_Exercise_. Retype the listing that follows, word for word.

[Data entries]
■ ■ ■ ■ ■ ■ ■

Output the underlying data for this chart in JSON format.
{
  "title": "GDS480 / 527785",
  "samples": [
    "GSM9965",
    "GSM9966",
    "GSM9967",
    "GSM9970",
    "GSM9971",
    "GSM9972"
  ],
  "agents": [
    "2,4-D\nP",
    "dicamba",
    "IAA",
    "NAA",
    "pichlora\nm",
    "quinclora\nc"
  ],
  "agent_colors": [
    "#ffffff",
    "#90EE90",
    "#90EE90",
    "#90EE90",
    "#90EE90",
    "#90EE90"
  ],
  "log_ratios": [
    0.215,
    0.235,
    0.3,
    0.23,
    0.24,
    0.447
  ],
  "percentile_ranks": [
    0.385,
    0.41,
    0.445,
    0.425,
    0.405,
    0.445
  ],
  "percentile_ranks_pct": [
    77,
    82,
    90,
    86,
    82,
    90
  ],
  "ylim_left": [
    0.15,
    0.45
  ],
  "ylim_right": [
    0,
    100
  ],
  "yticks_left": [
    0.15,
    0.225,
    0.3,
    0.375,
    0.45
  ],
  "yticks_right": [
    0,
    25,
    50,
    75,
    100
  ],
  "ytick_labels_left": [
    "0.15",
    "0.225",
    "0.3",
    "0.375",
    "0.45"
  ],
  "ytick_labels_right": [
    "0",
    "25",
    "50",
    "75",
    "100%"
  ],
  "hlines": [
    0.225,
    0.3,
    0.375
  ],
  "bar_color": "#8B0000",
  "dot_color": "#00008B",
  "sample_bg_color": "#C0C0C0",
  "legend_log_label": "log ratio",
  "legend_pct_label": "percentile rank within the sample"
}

■ ■ ■ ■ ■ ■ ■

_Solution for this exercise_.
Output the underlying data for this chart in JSON format.
{
  "title": "GDS480 / 527785",
  "samples": [
    "GSM9965",
    "GSM9966",
    "GSM9967",
    "GSM9970",
    "GSM9971",
    "GSM9972"
  ],
  "agents": [
    "2,4-D\nP",
    "dicamba",
    "IAA",
    "NAA",
    "pichlora\nm",
    "quinclora\nc"
  ],
  "agent_colors": [
    "#ffffff",
    "#90EE90",
    "#90EE90",
    "#90EE90",
    "#90EE90",
    "#90EE90"
  ],
  "log_ratios": [
    0.215,
    0.235,
    0.3,
    0.23,
    0.24,
    0.447
  ],
  "percentile_ranks": [
    0.385,
    0.41,
    0.445,
    0.425,
    0.405,
    0.445
  ],
  "percentile_ranks_pct": [
    77,
    82,
    90,
    86,
    82,
    90
  ],
  "ylim_left": [
    0.15,
    0.45
  ],
  "ylim_right": [
    0,
    100
  ],
  "yticks_left": [
    0.15,
    0.225,
    0.3,
    0.375,
    0.45
  ],
  "yticks_right": [
    0,
    25,
    50,
    75,
    100
  ],
  "ytick_labels_left": [
    "0.15",
    "0.225",
    "0.3",
    "0.375",
    "0.45"
  ],
  "ytick_labels_right": [
    "0",
    "25",
    "50",
    "75",
    "100%"
  ],
  "hlines": [
    0.225,
    0.3,
    0.375
  ],
  "bar_color": "#8B0000",
  "dot_color": "#00008B",
  "sample_bg_color": "#C0C0C0",
  "legend_log_label": "log ratio",
  "legend_pct_label": "percentile rank within the sample"
}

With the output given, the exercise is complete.